EXERCISE TASK: Copy every line of the listing that holds the string "trade".

* Start RECORD SET *

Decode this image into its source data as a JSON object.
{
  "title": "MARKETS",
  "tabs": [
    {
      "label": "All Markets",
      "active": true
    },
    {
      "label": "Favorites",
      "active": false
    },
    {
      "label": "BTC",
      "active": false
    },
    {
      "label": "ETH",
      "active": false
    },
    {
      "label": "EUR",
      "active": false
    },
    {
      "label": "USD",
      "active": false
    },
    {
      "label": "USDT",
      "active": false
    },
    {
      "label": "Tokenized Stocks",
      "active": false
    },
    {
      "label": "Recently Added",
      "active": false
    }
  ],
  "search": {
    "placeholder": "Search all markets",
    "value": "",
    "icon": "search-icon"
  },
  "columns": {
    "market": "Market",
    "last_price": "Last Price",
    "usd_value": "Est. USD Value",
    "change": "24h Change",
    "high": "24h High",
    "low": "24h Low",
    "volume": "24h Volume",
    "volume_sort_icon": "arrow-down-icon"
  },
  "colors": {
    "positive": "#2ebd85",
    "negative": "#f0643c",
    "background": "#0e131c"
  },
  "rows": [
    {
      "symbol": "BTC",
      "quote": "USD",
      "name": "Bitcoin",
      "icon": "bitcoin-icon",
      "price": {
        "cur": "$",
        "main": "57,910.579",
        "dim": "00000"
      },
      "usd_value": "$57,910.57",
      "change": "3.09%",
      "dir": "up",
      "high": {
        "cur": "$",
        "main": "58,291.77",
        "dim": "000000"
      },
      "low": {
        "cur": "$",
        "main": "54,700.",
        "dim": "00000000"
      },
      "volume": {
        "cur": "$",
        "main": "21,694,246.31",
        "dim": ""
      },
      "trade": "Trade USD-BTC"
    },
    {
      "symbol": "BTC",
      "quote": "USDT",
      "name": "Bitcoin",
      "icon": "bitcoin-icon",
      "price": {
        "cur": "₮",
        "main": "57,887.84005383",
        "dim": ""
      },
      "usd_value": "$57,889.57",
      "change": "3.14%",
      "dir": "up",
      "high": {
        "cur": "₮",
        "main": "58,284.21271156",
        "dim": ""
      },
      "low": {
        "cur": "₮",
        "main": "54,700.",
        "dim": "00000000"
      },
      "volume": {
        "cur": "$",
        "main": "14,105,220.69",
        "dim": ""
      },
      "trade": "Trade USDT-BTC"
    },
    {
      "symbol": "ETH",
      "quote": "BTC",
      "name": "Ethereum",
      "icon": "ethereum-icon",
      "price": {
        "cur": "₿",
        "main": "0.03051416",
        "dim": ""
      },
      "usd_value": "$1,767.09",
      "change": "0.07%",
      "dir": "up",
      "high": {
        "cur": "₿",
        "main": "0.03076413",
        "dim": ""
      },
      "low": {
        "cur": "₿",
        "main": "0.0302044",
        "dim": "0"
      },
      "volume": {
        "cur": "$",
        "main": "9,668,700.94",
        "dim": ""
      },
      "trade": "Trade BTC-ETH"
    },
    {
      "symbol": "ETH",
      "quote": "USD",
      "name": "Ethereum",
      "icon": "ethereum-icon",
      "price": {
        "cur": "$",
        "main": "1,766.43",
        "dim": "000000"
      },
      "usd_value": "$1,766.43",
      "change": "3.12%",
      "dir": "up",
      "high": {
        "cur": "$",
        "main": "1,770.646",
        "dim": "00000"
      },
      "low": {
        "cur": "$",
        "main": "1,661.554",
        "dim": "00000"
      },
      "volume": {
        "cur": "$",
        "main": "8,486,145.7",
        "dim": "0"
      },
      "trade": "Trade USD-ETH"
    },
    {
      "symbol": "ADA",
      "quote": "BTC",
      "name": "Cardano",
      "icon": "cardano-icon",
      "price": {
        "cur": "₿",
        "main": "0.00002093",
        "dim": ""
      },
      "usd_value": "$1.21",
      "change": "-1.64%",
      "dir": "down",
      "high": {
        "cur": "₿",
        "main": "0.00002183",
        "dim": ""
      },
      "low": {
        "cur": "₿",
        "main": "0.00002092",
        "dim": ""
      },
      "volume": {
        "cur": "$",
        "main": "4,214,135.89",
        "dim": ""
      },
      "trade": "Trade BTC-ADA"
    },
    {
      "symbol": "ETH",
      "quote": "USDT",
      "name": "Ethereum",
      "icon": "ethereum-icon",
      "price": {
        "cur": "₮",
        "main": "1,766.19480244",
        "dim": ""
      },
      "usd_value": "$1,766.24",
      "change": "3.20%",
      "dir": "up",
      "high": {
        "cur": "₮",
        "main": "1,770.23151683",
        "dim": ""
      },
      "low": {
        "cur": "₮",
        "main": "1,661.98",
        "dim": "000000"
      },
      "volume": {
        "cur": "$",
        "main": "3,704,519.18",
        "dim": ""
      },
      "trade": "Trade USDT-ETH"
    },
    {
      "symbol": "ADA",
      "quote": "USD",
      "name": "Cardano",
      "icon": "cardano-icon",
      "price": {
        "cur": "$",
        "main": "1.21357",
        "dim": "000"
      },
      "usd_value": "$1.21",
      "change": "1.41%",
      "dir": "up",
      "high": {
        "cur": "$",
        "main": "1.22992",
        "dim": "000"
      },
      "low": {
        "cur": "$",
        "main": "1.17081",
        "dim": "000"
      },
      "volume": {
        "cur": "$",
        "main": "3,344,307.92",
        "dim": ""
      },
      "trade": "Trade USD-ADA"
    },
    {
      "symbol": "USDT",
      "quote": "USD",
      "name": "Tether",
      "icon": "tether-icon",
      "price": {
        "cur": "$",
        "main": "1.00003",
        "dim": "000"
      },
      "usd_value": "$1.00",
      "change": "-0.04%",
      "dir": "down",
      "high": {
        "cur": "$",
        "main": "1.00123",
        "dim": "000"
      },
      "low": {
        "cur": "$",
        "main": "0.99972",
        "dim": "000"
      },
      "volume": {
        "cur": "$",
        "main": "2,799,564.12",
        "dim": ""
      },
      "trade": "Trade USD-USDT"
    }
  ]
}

* End RECORD SET *

FULL OUTPUT:
      "trade": "Trade USD-BTC"
      "trade": "Trade USDT-BTC"
      "trade": "Trade BTC-ETH"
      "trade": "Trade USD-ETH"
      "trade": "Trade BTC-ADA"
      "trade": "Trade USDT-ETH"
      "trade": "Trade USD-ADA"
      "trade": "Trade USD-USDT"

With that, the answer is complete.